- [MATERIAL FOR THE TASK]:
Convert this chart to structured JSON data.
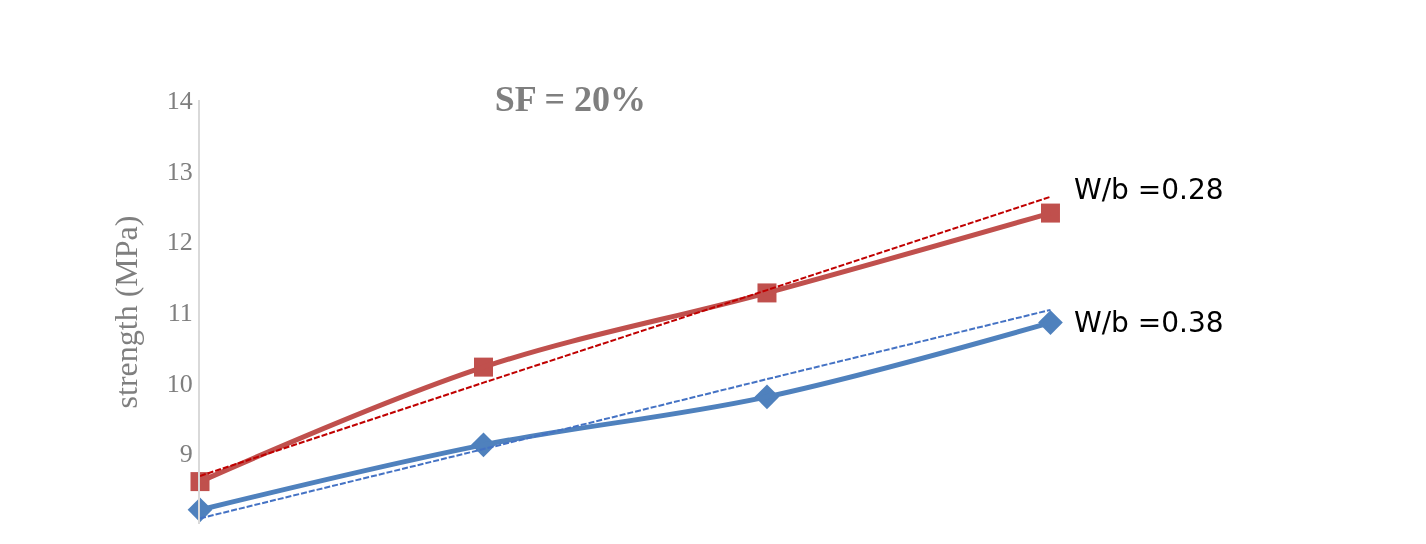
{
  "chart_data": {
    "type": "line",
    "title": "SF = 20%",
    "ylabel": "strength (MPa)",
    "categories": [
      null,
      null,
      null,
      null
    ],
    "series": [
      {
        "name": "W/b =0.28",
        "color": "#c0504d",
        "values": [
          8.6,
          10.22,
          11.27,
          12.4
        ],
        "marker": "square"
      },
      {
        "name": "W/b =0.38",
        "color": "#4f81bd",
        "values": [
          8.2,
          9.12,
          9.8,
          10.85
        ],
        "marker": "diamond"
      },
      {
        "color": "#c00000",
        "values": [
          8.68,
          10.0,
          11.31,
          12.63
        ],
        "line_style": "dashed",
        "marker": "none"
      },
      {
        "color": "#4472c4",
        "values": [
          8.08,
          9.06,
          10.05,
          11.03
        ],
        "line_style": "dashed",
        "marker": "none"
      }
    ],
    "ylim": [
      8,
      14
    ],
    "yticks": [
      9,
      10,
      11,
      12,
      13,
      14
    ]
  }
}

- [STATED PROBLEM]: Reproduce the whole listing exactly, but not the images in it.

- [ANSWER TO THE PROBLEM]:
Convert this chart to structured JSON data.
{
  "chart_data": {
    "type": "line",
    "title": "SF = 20%",
    "ylabel": "strength (MPa)",
    "categories": [
      null,
      null,
      null,
      null
    ],
    "series": [
      {
        "name": "W/b =0.28",
        "color": "#c0504d",
        "values": [
          8.6,
          10.22,
          11.27,
          12.4
        ],
        "marker": "square"
      },
      {
        "name": "W/b =0.38",
        "color": "#4f81bd",
        "values": [
          8.2,
          9.12,
          9.8,
          10.85
        ],
        "marker": "diamond"
      },
      {
        "color": "#c00000",
        "values": [
          8.68,
          10.0,
          11.31,
          12.63
        ],
        "line_style": "dashed",
        "marker": "none"
      },
      {
        "color": "#4472c4",
        "values": [
          8.08,
          9.06,
          10.05,
          11.03
        ],
        "line_style": "dashed",
        "marker": "none"
      }
    ],
    "ylim": [
      8,
      14
    ],
    "yticks": [
      9,
      10,
      11,
      12,
      13,
      14
    ]
  }
}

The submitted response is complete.